··· MATERIAL PROVIDED ···

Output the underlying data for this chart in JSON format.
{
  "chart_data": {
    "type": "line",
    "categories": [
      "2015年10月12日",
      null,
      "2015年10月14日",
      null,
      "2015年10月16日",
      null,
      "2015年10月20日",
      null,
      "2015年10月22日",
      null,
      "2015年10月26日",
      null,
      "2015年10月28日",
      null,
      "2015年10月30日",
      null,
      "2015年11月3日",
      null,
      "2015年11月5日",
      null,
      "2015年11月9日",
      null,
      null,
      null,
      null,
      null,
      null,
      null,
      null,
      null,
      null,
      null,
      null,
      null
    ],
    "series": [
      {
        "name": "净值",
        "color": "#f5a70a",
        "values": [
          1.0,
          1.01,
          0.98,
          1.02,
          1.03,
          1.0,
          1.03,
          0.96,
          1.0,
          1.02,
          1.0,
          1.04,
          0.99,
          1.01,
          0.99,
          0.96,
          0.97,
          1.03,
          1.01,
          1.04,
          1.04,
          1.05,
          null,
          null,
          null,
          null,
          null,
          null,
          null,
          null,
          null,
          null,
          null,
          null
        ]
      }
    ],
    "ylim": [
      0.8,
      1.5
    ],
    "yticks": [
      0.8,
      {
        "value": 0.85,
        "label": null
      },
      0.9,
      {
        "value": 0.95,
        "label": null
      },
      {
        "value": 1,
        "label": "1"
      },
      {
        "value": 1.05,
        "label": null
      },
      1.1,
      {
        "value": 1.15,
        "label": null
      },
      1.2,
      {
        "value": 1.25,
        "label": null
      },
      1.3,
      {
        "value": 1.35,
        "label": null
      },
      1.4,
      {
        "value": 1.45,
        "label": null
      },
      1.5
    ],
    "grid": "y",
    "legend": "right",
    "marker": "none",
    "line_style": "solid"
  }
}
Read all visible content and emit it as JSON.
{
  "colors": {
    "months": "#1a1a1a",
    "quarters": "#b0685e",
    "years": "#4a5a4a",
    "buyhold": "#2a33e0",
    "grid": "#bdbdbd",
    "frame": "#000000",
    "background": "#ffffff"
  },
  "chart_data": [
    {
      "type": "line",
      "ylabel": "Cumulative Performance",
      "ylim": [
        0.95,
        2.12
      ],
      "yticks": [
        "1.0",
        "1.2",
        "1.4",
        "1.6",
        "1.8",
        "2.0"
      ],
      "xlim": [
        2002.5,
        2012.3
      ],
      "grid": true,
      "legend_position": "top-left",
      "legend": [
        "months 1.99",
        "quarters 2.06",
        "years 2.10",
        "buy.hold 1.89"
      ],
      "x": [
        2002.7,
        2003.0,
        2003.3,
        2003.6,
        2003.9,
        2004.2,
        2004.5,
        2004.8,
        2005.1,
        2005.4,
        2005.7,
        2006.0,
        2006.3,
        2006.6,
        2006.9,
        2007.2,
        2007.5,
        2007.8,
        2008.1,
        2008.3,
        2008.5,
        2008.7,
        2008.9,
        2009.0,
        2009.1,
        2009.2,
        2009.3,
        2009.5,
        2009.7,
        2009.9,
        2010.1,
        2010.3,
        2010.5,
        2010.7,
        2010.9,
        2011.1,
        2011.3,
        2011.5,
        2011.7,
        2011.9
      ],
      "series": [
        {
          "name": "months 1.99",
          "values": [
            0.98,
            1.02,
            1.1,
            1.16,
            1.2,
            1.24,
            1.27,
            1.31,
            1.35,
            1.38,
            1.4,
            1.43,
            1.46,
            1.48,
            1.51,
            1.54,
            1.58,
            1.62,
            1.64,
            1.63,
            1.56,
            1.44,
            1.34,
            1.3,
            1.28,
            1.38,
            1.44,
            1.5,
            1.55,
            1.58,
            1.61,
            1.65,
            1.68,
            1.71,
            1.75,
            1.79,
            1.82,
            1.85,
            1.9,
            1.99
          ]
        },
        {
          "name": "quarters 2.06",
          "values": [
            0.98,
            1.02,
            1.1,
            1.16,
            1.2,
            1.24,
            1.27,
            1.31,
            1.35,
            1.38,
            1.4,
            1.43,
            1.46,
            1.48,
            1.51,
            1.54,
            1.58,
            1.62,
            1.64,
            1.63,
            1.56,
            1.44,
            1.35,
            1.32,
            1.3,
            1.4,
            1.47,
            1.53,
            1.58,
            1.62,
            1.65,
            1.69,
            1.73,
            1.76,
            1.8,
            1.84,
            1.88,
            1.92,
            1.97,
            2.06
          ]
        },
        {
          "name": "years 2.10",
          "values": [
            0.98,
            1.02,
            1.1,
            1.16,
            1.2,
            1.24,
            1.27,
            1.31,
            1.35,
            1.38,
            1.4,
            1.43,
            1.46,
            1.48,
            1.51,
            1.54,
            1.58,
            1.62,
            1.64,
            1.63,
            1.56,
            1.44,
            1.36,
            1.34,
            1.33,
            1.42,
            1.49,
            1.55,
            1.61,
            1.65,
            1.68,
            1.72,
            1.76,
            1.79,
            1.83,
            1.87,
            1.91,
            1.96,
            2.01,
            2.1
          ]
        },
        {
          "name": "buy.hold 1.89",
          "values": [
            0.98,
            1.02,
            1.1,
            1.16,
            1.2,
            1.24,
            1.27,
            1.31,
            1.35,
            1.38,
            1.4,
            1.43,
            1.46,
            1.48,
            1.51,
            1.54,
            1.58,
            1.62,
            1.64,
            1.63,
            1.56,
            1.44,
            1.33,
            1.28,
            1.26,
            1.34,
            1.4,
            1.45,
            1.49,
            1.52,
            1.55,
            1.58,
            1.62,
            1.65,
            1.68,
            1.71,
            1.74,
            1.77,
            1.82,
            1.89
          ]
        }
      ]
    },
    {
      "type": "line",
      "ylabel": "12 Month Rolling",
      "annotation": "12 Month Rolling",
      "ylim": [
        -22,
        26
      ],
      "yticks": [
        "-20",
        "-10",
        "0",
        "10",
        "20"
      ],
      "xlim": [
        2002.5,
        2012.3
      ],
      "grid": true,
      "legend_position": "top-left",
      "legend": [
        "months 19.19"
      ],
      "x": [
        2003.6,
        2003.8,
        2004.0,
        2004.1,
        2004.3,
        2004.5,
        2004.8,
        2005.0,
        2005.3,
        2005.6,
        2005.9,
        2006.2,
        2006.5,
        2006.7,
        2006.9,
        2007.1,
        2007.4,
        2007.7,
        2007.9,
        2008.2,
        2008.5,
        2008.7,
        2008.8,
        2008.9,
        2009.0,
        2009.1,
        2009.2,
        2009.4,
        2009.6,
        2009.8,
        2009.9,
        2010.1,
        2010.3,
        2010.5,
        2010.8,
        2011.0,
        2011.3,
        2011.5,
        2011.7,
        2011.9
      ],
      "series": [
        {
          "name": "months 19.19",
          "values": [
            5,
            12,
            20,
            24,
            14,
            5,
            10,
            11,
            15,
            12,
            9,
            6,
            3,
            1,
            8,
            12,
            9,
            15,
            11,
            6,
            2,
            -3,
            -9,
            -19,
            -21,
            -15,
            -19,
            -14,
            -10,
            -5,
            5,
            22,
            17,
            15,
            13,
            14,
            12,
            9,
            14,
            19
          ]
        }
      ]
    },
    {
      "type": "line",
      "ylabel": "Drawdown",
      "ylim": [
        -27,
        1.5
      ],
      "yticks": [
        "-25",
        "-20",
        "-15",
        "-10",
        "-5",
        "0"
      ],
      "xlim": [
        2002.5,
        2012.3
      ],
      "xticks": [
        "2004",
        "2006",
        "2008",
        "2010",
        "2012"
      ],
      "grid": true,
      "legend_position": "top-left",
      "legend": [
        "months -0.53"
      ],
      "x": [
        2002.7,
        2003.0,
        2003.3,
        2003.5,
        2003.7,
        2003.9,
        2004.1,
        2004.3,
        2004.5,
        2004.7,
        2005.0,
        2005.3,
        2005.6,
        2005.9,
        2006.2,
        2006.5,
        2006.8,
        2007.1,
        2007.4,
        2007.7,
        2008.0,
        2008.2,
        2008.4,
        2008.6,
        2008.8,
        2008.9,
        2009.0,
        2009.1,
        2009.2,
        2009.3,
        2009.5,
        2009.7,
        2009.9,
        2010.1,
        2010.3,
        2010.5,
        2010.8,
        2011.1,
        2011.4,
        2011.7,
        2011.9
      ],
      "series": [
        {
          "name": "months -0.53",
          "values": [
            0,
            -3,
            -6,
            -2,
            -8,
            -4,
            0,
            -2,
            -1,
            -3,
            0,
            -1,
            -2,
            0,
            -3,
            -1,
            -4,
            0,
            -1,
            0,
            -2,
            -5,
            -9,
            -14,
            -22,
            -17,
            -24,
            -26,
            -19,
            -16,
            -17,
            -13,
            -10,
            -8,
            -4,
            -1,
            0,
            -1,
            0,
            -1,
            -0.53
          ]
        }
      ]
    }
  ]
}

···

# [TASK TO COMPLETE]
Copy all lines from the data that hold the word "JSON".

# [EXERCISE RESULT]
Output the underlying data for this chart in JSON format.
Read all visible content and emit it as JSON.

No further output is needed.